Input data:

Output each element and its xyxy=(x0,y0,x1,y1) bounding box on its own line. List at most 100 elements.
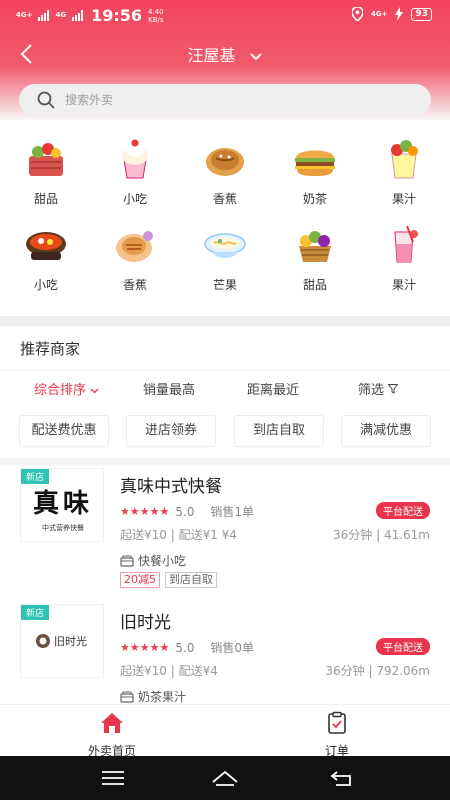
tab-orders[interactable]: 订单 xyxy=(292,711,382,759)
signal-icon xyxy=(72,10,84,21)
chevron-down-icon xyxy=(90,388,99,394)
star-rating: ★★★★★ xyxy=(120,505,170,518)
network-indicator-2: 4G xyxy=(55,11,67,19)
sort-sales[interactable]: 销量最高 xyxy=(143,379,195,398)
chip-full-reduction[interactable]: 满减优惠 xyxy=(341,415,431,447)
rating-score: 5.0 xyxy=(175,504,195,519)
location-label: 汪屋基 xyxy=(187,46,236,65)
category-label: 香蕉 xyxy=(212,192,237,206)
category-label: 小吃 xyxy=(33,278,58,292)
category-label: 芒果 xyxy=(212,278,237,292)
chevron-down-icon xyxy=(249,52,262,60)
shop-logo: 真味 中式营养快餐 新店 xyxy=(20,468,104,542)
menu-icon[interactable] xyxy=(98,768,128,788)
sort-distance[interactable]: 距离最近 xyxy=(247,379,299,398)
category-item[interactable]: 小吃 xyxy=(11,222,81,293)
chip-delivery-discount[interactable]: 配送费优惠 xyxy=(19,415,109,447)
net-speed-unit: KB/s xyxy=(148,15,164,24)
charging-icon xyxy=(395,7,404,21)
sort-filter[interactable]: 筛选 xyxy=(358,379,399,398)
sort-comprehensive[interactable]: 综合排序 xyxy=(34,379,99,398)
rating-score: 5.0 xyxy=(175,640,195,655)
shop-rating: ★★★★★ 5.0 销售1单 xyxy=(120,503,254,520)
filter-icon xyxy=(387,384,399,394)
sort-comprehensive-label: 综合排序 xyxy=(34,383,87,398)
category-item[interactable]: 果汁 xyxy=(369,136,439,207)
nav-bar: 汪屋基 xyxy=(0,36,450,72)
section-title: 推荐商家 xyxy=(20,340,81,358)
category-label: 甜品 xyxy=(302,278,327,292)
bottom-tab-bar: 外卖首页 订单 xyxy=(0,704,450,759)
shop-distance: 36分钟 | 792.06m xyxy=(325,664,430,678)
shop-distance: 36分钟 | 41.61m xyxy=(333,528,430,542)
shop-name: 真味中式快餐 xyxy=(120,477,222,497)
category-item[interactable]: 果汁 xyxy=(369,222,439,293)
noodle-bowl-icon xyxy=(204,233,246,258)
tab-home[interactable]: 外卖首页 xyxy=(67,711,157,759)
search-icon xyxy=(37,91,55,109)
shop-category: 快餐小吃 xyxy=(120,552,186,569)
fruit-basket-icon xyxy=(299,231,331,262)
promo-tag: 20减5 xyxy=(120,572,160,588)
shop-category-label: 快餐小吃 xyxy=(138,554,187,568)
search-bar[interactable] xyxy=(19,84,431,116)
shop-logo: 旧时光 新店 xyxy=(20,604,104,678)
category-item[interactable]: 香蕉 xyxy=(190,136,260,207)
delivery-badge: 平台配送 xyxy=(376,638,430,655)
category-item[interactable]: 奶茶 xyxy=(280,136,350,207)
sales-count: 销售1单 xyxy=(210,505,255,519)
juice-glass-icon xyxy=(394,225,418,263)
shop-logo-text: 旧时光 xyxy=(54,635,87,648)
network-indicator: 4G+ xyxy=(16,11,33,19)
store-icon xyxy=(120,555,134,567)
location-pin-icon xyxy=(351,7,363,21)
category-item[interactable]: 甜品 xyxy=(11,136,81,207)
system-nav-bar xyxy=(0,756,450,800)
list-divider xyxy=(0,458,450,466)
chip-coupon[interactable]: 进店领券 xyxy=(126,415,216,447)
shop-card[interactable]: 旧时光 新店 旧时光 ★★★★★ 5.0 销售0单 平台配送 起送¥10 | 配… xyxy=(0,604,450,704)
home-icon xyxy=(101,713,123,733)
shop-name: 旧时光 xyxy=(120,613,171,633)
sales-count: 销售0单 xyxy=(210,641,255,655)
category-label: 小吃 xyxy=(122,192,147,206)
search-input[interactable] xyxy=(65,93,365,107)
category-label: 果汁 xyxy=(391,192,416,206)
sort-bar: 综合排序 销量最高 距离最近 筛选 xyxy=(0,370,450,404)
pancake-icon xyxy=(206,148,244,176)
shop-fees: 起送¥10 | 配送¥1 ¥4 xyxy=(120,528,237,542)
signal-icon xyxy=(38,10,50,21)
status-bar: 4G+ 4G 19:56 4.40 KB/s 4G+ 93 xyxy=(0,0,450,30)
category-label: 甜品 xyxy=(33,192,58,206)
location-selector[interactable]: 汪屋基 xyxy=(0,42,450,66)
clipboard-icon xyxy=(328,711,346,734)
net-speed: 4.40 KB/s xyxy=(148,8,164,24)
basket-icon xyxy=(29,143,63,176)
filter-label: 筛选 xyxy=(358,383,385,398)
shop-logo-subtext: 中式营养快餐 xyxy=(42,524,84,532)
category-item[interactable]: 香蕉 xyxy=(100,222,170,293)
dessert-icon xyxy=(116,231,153,262)
shop-fees: 起送¥10 | 配送¥4 xyxy=(120,664,218,678)
shop-category: 奶茶果汁 xyxy=(120,688,186,705)
back-key-icon[interactable] xyxy=(328,768,358,788)
category-item[interactable]: 芒果 xyxy=(190,222,260,293)
hotpot-icon xyxy=(26,232,66,260)
category-label: 香蕉 xyxy=(122,278,147,292)
star-rating: ★★★★★ xyxy=(120,641,170,654)
category-item[interactable]: 小吃 xyxy=(100,136,170,207)
home-key-icon[interactable] xyxy=(210,768,240,788)
category-item[interactable]: 甜品 xyxy=(280,222,350,293)
category-label: 果汁 xyxy=(391,278,416,292)
chip-pickup[interactable]: 到店自取 xyxy=(234,415,324,447)
burger-icon xyxy=(295,150,335,176)
section-divider xyxy=(0,316,450,326)
pickup-tag: 到店自取 xyxy=(165,572,217,588)
new-shop-badge: 新店 xyxy=(21,605,50,620)
battery-level: 93 xyxy=(411,7,432,21)
net-speed-value: 4.40 xyxy=(148,7,164,16)
delivery-badge: 平台配送 xyxy=(376,502,430,519)
shop-card[interactable]: 真味 中式营养快餐 新店 真味中式快餐 ★★★★★ 5.0 销售1单 平台配送 … xyxy=(0,468,450,592)
category-label: 奶茶 xyxy=(302,192,327,206)
shop-tags: 20减5 到店自取 xyxy=(120,572,217,588)
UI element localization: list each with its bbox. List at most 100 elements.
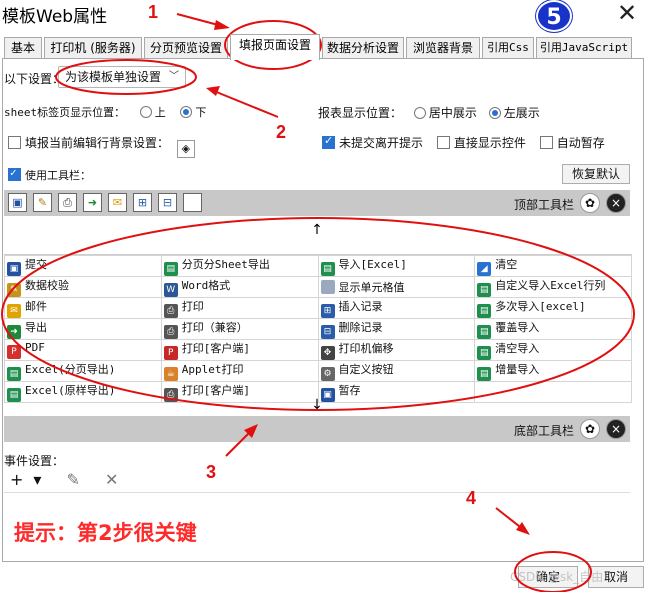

Work required:
Turn every line of the rows above into a JSON list of strings, with one string per line and no blank lines. Leave the pictures out.

Solution to the problem:
[
  "Output each element and its xyxy=(x0,y0,x1,y1) bounding box on its own line. List at most 100 elements.",
  "tab-orders[interactable]: 订单 xyxy=(292,711,382,759)",
  "signal-icon xyxy=(72,10,84,21)",
  "chevron-down-icon xyxy=(90,388,99,394)",
  "star-rating: ★★★★★ xyxy=(120,505,170,518)",
  "network-indicator-2: 4G xyxy=(55,11,67,19)",
  "sort-sales[interactable]: 销量最高 xyxy=(143,379,195,398)",
  "chip-full-reduction[interactable]: 满减优惠 xyxy=(341,415,431,447)",
  "rating-score: 5.0 xyxy=(175,504,195,519)",
  "location-label: 汪屋基 xyxy=(187,46,236,65)",
  "category-label: 香蕉 xyxy=(212,192,237,206)",
  "category-label: 小吃 xyxy=(33,278,58,292)",
  "category-label: 芒果 xyxy=(212,278,237,292)",
  "chevron-down-icon xyxy=(249,52,262,60)",
  "shop-logo: 真味 中式营养快餐 新店 xyxy=(20,468,104,542)",
  "menu-icon[interactable] xyxy=(98,768,128,788)",
  "sort-distance[interactable]: 距离最近 xyxy=(247,379,299,398)",
  "category-item[interactable]: 小吃 xyxy=(11,222,81,293)",
  "chip-delivery-discount[interactable]: 配送费优惠 xyxy=(19,415,109,447)",
  "net-speed-unit: KB/s xyxy=(148,15,164,24)",
  "charging-icon xyxy=(395,7,404,21)",
  "sort-filter[interactable]: 筛选 xyxy=(358,379,399,398)",
  "sort-comprehensive[interactable]: 综合排序 xyxy=(34,379,99,398)",
  "rating-score: 5.0 xyxy=(175,640,195,655)",
  "shop-rating: ★★★★★ 5.0 销售1单 xyxy=(120,503,254,520)",
  "filter-icon xyxy=(387,384,399,394)",
  "sort-comprehensive-label: 综合排序 xyxy=(34,383,87,398)",
  "category-item[interactable]: 果汁 xyxy=(369,136,439,207)",
  "nav-bar: 汪屋基 xyxy=(0,36,450,72)",
  "section-title: 推荐商家 xyxy=(20,340,81,358)",
  "category-label: 甜品 xyxy=(302,278,327,292)",
  "bottom-tab-bar: 外卖首页 订单 xyxy=(0,704,450,759)",
  "shop-distance: 36分钟 | 792.06m xyxy=(325,664,430,678)",
  "shop-distance: 36分钟 | 41.61m xyxy=(333,528,430,542)",
  "shop-name: 真味中式快餐 xyxy=(120,477,222,497)",
  "category-item[interactable]: 果汁 xyxy=(369,222,439,293)",
  "noodle-bowl-icon xyxy=(204,233,246,258)",
  "tab-home[interactable]: 外卖首页 xyxy=(67,711,157,759)",
  "search-icon xyxy=(37,91,55,109)",
  "shop-category: 快餐小吃 xyxy=(120,552,186,569)",
  "fruit-basket-icon xyxy=(299,231,331,262)",
  "promo-tag: 20减5 xyxy=(120,572,160,588)",
  "shop-category-label: 快餐小吃 xyxy=(138,554,187,568)",
  "search-bar[interactable] xyxy=(19,84,431,116)",
  "shop-logo: 旧时光 新店 xyxy=(20,604,104,678)",
  "category-item[interactable]: 香蕉 xyxy=(190,136,260,207)",
  "delivery-badge: 平台配送 xyxy=(376,638,430,655)",
  "category-item[interactable]: 奶茶 xyxy=(280,136,350,207)",
  "sales-count: 销售1单 xyxy=(210,505,255,519)",
  "juice-glass-icon xyxy=(394,225,418,263)",
  "shop-logo-text: 旧时光 xyxy=(54,635,87,648)",
  "network-indicator: 4G+ xyxy=(16,11,33,19)",
  "store-icon xyxy=(120,555,134,567)",
  "location-pin-icon xyxy=(351,7,363,21)",
  "category-item[interactable]: 甜品 xyxy=(11,136,81,207)",
  "system-nav-bar xyxy=(0,756,450,800)",
  "list-divider xyxy=(0,458,450,466)",
  "chip-coupon[interactable]: 进店领券 xyxy=(126,415,216,447)",
  "shop-card[interactable]: 旧时光 新店 旧时光 ★★★★★ 5.0 销售0单 平台配送 起送¥10 | 配… xyxy=(0,604,450,704)",
  "home-icon xyxy=(101,713,123,733)",
  "shop-name: 旧时光 xyxy=(120,613,171,633)",
  "sales-count: 销售0单 xyxy=(210,641,255,655)",
  "category-label: 小吃 xyxy=(122,192,147,206)",
  "search-input[interactable] xyxy=(65,93,365,107)",
  "category-label: 果汁 xyxy=(391,192,416,206)",
  "sort-bar: 综合排序 销量最高 距离最近 筛选 xyxy=(0,370,450,404)",
  "pancake-icon xyxy=(206,148,244,176)",
  "shop-fees: 起送¥10 | 配送¥1 ¥4 xyxy=(120,528,237,542)",
  "signal-icon xyxy=(38,10,50,21)",
  "status-bar: 4G+ 4G 19:56 4.40 KB/s 4G+ 93 xyxy=(0,0,450,30)",
  "category-label: 甜品 xyxy=(33,192,58,206)",
  "location-selector[interactable]: 汪屋基 xyxy=(0,42,450,66)",
  "clipboard-icon xyxy=(328,711,346,734)",
  "net-speed: 4.40 KB/s xyxy=(148,8,164,24)",
  "basket-icon xyxy=(29,143,63,176)",
  "filter-label: 筛选 xyxy=(358,383,385,398)",
  "shop-logo-subtext: 中式营养快餐 xyxy=(42,524,84,532)",
  "category-item[interactable]: 香蕉 xyxy=(100,222,170,293)",
  "dessert-icon xyxy=(116,231,153,262)",
  "shop-fees: 起送¥10 | 配送¥4 xyxy=(120,664,218,678)",
  "shop-category: 奶茶果汁 xyxy=(120,688,186,705)",
  "back-key-icon[interactable] xyxy=(328,768,358,788)",
  "category-item[interactable]: 芒果 xyxy=(190,222,260,293)",
  "hotpot-icon xyxy=(26,232,66,260)",
  "category-label: 香蕉 xyxy=(122,278,147,292)",
  "star-rating: ★★★★★ xyxy=(120,641,170,654)",
  "category-item[interactable]: 小吃 xyxy=(100,136,170,207)",
  "home-key-icon[interactable] xyxy=(210,768,240,788)",
  "category-item[interactable]: 甜品 xyxy=(280,222,350,293)",
  "category-label: 果汁 xyxy=(391,278,416,292)",
  "chip-pickup[interactable]: 到店自取 xyxy=(234,415,324,447)",
  "burger-icon xyxy=(295,150,335,176)",
  "section-divider xyxy=(0,316,450,326)",
  "pickup-tag: 到店自取 xyxy=(165,572,217,588)",
  "new-shop-badge: 新店 xyxy=(21,605,50,620)",
  "battery-level: 93 xyxy=(411,7,432,21)",
  "net-speed-value: 4.40 xyxy=(148,7,164,16)",
  "delivery-badge: 平台配送 xyxy=(376,502,430,519)",
  "shop-card[interactable]: 真味 中式营养快餐 新店 真味中式快餐 ★★★★★ 5.0 销售1单 平台配送 … xyxy=(0,468,450,592)",
  "category-label: 奶茶 xyxy=(302,192,327,206)",
  "shop-tags: 20减5 到店自取 xyxy=(120,572,217,588)",
  "UI element localization: list each with its bbox. List at most 100 elements."
]